» MATERIAL SHOWN:

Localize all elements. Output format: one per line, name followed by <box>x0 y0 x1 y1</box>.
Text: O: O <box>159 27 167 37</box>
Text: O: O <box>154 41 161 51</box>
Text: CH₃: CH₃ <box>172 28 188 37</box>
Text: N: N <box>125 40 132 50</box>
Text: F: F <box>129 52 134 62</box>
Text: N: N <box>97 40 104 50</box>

» REQUIRED TASK: Give the data above as a two-column CSV headed instruction and output, one row per instruction. Put each value in a single quoted field and replace its line breaks with spaces.

» RESPONSE FOR THIS EXERCISE:
instruction,output
"Localize all elements. Output format: one per line, name followed by <box>x0 y0 x1 y1</box>.","Text: O: O <box>159 27 167 37</box> Text: O: O <box>154 41 161 51</box> Text: CH₃: CH₃ <box>172 28 188 37</box> Text: N: N <box>125 40 132 50</box> Text: F: F <box>129 52 134 62</box> Text: N: N <box>97 40 104 50</box>"